Extend the passage below on the Lami José Lutzenberger Biological Reserve, picking up after its last sentence.

╭─ Passage shown

Protected area in Porto Alegre, Rio Grande do Sul, Brazil

Lami José Lutzenberger Biological Reserve (Reserva Biológica do Lami José Lutzenberger) is a municipal biological reserve near Porto Alegre, Rio Grande do Sul, Brazil.

==Formation==

The Lami José Lutzenberger Biological Reserve was established in 1975 in the Lami neighborhood of the city of Porto Alegre, and named after the local agronomist and environmentalist José Lutzenberger. It was the first municipal reserve in Brazil.
The reserve covers 179 ha.
The park reopened in April 2002 after being closed for more than ten years to allow its ecosystems to recover.
The reserve conserves nature and supports research and environmental education.

==Environment==

The conservation area includes riparian forests, wetlands, reeds, salt marshes, and fields, which support a wide variety of species of flora and wildlife.

╰─
╭─ Dataset excerpts

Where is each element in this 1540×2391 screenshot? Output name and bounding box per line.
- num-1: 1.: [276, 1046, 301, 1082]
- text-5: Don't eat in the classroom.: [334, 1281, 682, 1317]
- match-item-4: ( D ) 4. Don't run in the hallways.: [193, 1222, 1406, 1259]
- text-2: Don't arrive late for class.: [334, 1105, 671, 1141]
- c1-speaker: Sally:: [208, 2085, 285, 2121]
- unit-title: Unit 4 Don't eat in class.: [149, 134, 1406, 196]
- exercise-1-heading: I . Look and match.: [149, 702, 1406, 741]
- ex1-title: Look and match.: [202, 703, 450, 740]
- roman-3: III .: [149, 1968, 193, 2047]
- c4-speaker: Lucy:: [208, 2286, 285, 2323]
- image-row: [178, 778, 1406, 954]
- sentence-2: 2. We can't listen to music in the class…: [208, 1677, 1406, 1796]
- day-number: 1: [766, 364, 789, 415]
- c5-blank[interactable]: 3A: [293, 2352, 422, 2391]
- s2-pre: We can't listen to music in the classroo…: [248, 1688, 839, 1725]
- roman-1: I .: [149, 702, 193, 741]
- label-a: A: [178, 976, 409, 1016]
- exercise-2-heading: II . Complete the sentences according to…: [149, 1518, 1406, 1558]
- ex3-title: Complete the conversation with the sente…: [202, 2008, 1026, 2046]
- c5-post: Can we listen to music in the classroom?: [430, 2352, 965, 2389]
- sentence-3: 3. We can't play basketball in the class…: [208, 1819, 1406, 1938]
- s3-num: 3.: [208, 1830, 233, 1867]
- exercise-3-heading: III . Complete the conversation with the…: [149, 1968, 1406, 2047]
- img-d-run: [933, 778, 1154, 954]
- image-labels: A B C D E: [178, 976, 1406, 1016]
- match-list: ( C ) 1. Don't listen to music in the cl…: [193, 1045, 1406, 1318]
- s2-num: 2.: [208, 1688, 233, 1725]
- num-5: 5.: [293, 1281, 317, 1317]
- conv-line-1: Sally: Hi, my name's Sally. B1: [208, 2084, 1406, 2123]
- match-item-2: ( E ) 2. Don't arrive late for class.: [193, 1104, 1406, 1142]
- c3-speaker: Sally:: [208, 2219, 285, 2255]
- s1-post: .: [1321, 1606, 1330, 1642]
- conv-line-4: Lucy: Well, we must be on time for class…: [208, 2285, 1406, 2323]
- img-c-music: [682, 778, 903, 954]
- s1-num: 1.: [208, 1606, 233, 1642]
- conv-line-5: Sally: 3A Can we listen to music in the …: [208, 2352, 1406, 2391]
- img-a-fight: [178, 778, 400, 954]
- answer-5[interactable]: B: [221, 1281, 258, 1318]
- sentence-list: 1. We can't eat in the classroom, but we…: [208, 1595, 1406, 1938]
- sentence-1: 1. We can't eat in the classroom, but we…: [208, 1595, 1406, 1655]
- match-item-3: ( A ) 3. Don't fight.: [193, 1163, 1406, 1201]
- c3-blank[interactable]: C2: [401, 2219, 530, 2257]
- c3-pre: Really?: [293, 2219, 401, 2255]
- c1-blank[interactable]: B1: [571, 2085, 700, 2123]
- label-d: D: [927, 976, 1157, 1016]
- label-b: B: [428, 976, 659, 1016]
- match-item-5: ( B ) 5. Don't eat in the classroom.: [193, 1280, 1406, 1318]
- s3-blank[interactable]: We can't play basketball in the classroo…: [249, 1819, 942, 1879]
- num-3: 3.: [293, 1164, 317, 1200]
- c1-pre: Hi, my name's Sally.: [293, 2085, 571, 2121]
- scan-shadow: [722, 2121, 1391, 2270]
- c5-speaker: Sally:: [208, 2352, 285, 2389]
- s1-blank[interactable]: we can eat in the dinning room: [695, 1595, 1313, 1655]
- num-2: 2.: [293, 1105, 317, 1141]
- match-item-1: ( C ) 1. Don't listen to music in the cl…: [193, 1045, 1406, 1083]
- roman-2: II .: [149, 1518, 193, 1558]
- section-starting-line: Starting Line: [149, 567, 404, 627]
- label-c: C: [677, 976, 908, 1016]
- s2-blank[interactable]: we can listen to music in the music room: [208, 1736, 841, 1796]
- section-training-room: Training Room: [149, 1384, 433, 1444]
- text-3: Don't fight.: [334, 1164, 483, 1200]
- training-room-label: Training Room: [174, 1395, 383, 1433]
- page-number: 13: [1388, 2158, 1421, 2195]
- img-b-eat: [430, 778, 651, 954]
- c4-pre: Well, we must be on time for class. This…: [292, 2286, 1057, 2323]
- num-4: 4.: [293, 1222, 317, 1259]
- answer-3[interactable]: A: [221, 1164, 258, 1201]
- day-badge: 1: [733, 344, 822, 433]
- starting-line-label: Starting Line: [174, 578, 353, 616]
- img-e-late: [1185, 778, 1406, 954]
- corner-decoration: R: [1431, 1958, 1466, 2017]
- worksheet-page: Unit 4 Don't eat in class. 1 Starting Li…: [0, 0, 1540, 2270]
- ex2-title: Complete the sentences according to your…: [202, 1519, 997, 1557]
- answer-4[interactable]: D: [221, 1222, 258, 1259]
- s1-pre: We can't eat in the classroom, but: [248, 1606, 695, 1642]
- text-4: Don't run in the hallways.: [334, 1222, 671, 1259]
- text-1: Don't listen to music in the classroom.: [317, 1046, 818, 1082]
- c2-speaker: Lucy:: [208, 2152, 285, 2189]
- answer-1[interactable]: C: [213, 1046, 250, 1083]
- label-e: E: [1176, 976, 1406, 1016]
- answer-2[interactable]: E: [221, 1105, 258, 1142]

╰─

* Reply
More than 300 native plant species have been identified and over 200 species of native birds, including local and migratory species.
The reeds provides nurseries for fish, amphibians and molluscs, and turtles and lizards lay their eggs in the sandy elevations.
Small groups of the semi-aquatic capybara (Hydrochoerus hydrochaeris) can be found in the riparian forests.
Other species include the broad-snouted caiman (Caiman latirostris) and neotropical otter (Lontra longicaudis).
Endangered plant species include Ficus cestrifolia, Erythrina crista-galli and Butia capitata.